▸ Written request
An exact copy of the records is required, minus the pictures they hold.

---------- Items ----------

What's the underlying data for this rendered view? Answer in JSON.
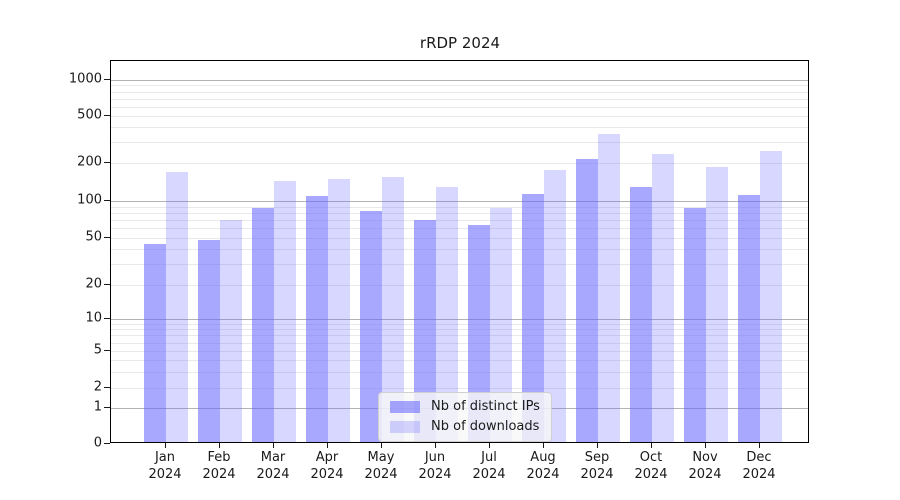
{
  "window": {
    "title": "rRDP 2024"
  },
  "chart_data": {
    "type": "bar",
    "title": "rRDP 2024",
    "categories": [
      "Jan 2024",
      "Feb 2024",
      "Mar 2024",
      "Apr 2024",
      "May 2024",
      "Jun 2024",
      "Jul 2024",
      "Aug 2024",
      "Sep 2024",
      "Oct 2024",
      "Nov 2024",
      "Dec 2024"
    ],
    "series": [
      {
        "name": "Nb of distinct IPs",
        "color": "#6666FF",
        "opacity": 0.57,
        "values": [
          43,
          46,
          85,
          105,
          80,
          68,
          61,
          110,
          210,
          125,
          85,
          107
        ]
      },
      {
        "name": "Nb of downloads",
        "color": "#6666FF",
        "opacity": 0.26,
        "values": [
          165,
          68,
          138,
          145,
          150,
          125,
          85,
          170,
          340,
          230,
          180,
          245
        ]
      }
    ],
    "xlabel": "",
    "ylabel": "",
    "yscale": "symlog",
    "ylim": [
      0,
      1000
    ],
    "y_ticks": [
      0,
      1,
      2,
      5,
      10,
      20,
      50,
      100,
      200,
      500,
      1000
    ],
    "grid": "horizontal, log minor gridlines, darker lines at 1/10/100/1000",
    "legend_position": "lower center inside plot",
    "colors": {
      "grid_major": "#b3b3b3",
      "grid_minor": "#e9e9e9",
      "axis": "#000000",
      "text": "#1a1a1a"
    }
  }
}
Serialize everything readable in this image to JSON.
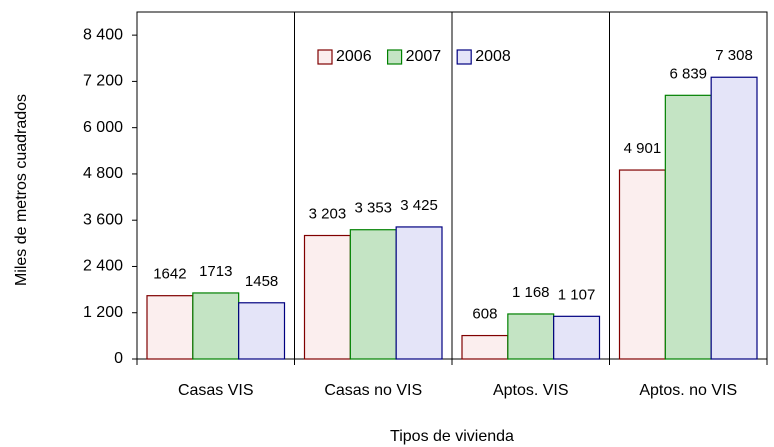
{
  "chart_data": {
    "type": "bar",
    "xlabel": "Tipos de vivienda",
    "ylabel": "Miles de metros cuadrados",
    "categories": [
      "Casas VIS",
      "Casas no VIS",
      "Aptos. VIS",
      "Aptos. no VIS"
    ],
    "series": [
      {
        "name": "2006",
        "color": "#fbeeee",
        "edgecolor": "#800000",
        "values": [
          1642,
          3203,
          608,
          4901
        ],
        "value_labels": [
          "1642",
          "3 203",
          "608",
          "4 901"
        ]
      },
      {
        "name": "2007",
        "color": "#c4e4c4",
        "edgecolor": "#008000",
        "values": [
          1713,
          3353,
          1168,
          6839
        ],
        "value_labels": [
          "1713",
          "3 353",
          "1 168",
          "6 839"
        ]
      },
      {
        "name": "2008",
        "color": "#e4e4f8",
        "edgecolor": "#000080",
        "values": [
          1458,
          3425,
          1107,
          7308
        ],
        "value_labels": [
          "1458",
          "3 425",
          "1 107",
          "7 308"
        ]
      }
    ],
    "ylim": [
      0,
      9000
    ],
    "yticks": [
      0,
      {
        "value": 1200,
        "label": "1 200"
      },
      {
        "value": 2400,
        "label": "2 400"
      },
      {
        "value": 3600,
        "label": "3 600"
      },
      {
        "value": 4800,
        "label": "4 800"
      },
      {
        "value": 6000,
        "label": "6 000"
      },
      {
        "value": 7200,
        "label": "7 200"
      },
      {
        "value": 8400,
        "label": "8 400"
      }
    ],
    "legend": "upper center"
  }
}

----------

▸ Answer to this exercise
What's the underlying data for this rendered view? Answer in JSON.
{
  "window": {
    "title": "rRDP 2024"
  },
  "chart_data": {
    "type": "bar",
    "title": "rRDP 2024",
    "categories": [
      "Jan 2024",
      "Feb 2024",
      "Mar 2024",
      "Apr 2024",
      "May 2024",
      "Jun 2024",
      "Jul 2024",
      "Aug 2024",
      "Sep 2024",
      "Oct 2024",
      "Nov 2024",
      "Dec 2024"
    ],
    "series": [
      {
        "name": "Nb of distinct IPs",
        "color": "#6666FF",
        "opacity": 0.57,
        "values": [
          43,
          46,
          85,
          105,
          80,
          68,
          61,
          110,
          210,
          125,
          85,
          107
        ]
      },
      {
        "name": "Nb of downloads",
        "color": "#6666FF",
        "opacity": 0.26,
        "values": [
          165,
          68,
          138,
          145,
          150,
          125,
          85,
          170,
          340,
          230,
          180,
          245
        ]
      }
    ],
    "xlabel": "",
    "ylabel": "",
    "yscale": "symlog",
    "ylim": [
      0,
      1000
    ],
    "y_ticks": [
      0,
      1,
      2,
      5,
      10,
      20,
      50,
      100,
      200,
      500,
      1000
    ],
    "grid": "horizontal, log minor gridlines, darker lines at 1/10/100/1000",
    "legend_position": "lower center inside plot",
    "colors": {
      "grid_major": "#b3b3b3",
      "grid_minor": "#e9e9e9",
      "axis": "#000000",
      "text": "#1a1a1a"
    }
  }
}
Serialize everything readable in this image to JSON.
{
  "chart_data": {
    "type": "bar",
    "xlabel": "Tipos de vivienda",
    "ylabel": "Miles de metros cuadrados",
    "categories": [
      "Casas VIS",
      "Casas no VIS",
      "Aptos. VIS",
      "Aptos. no VIS"
    ],
    "series": [
      {
        "name": "2006",
        "color": "#fbeeee",
        "edgecolor": "#800000",
        "values": [
          1642,
          3203,
          608,
          4901
        ],
        "value_labels": [
          "1642",
          "3 203",
          "608",
          "4 901"
        ]
      },
      {
        "name": "2007",
        "color": "#c4e4c4",
        "edgecolor": "#008000",
        "values": [
          1713,
          3353,
          1168,
          6839
        ],
        "value_labels": [
          "1713",
          "3 353",
          "1 168",
          "6 839"
        ]
      },
      {
        "name": "2008",
        "color": "#e4e4f8",
        "edgecolor": "#000080",
        "values": [
          1458,
          3425,
          1107,
          7308
        ],
        "value_labels": [
          "1458",
          "3 425",
          "1 107",
          "7 308"
        ]
      }
    ],
    "ylim": [
      0,
      9000
    ],
    "yticks": [
      0,
      {
        "value": 1200,
        "label": "1 200"
      },
      {
        "value": 2400,
        "label": "2 400"
      },
      {
        "value": 3600,
        "label": "3 600"
      },
      {
        "value": 4800,
        "label": "4 800"
      },
      {
        "value": 6000,
        "label": "6 000"
      },
      {
        "value": 7200,
        "label": "7 200"
      },
      {
        "value": 8400,
        "label": "8 400"
      }
    ],
    "legend": "upper center"
  }
}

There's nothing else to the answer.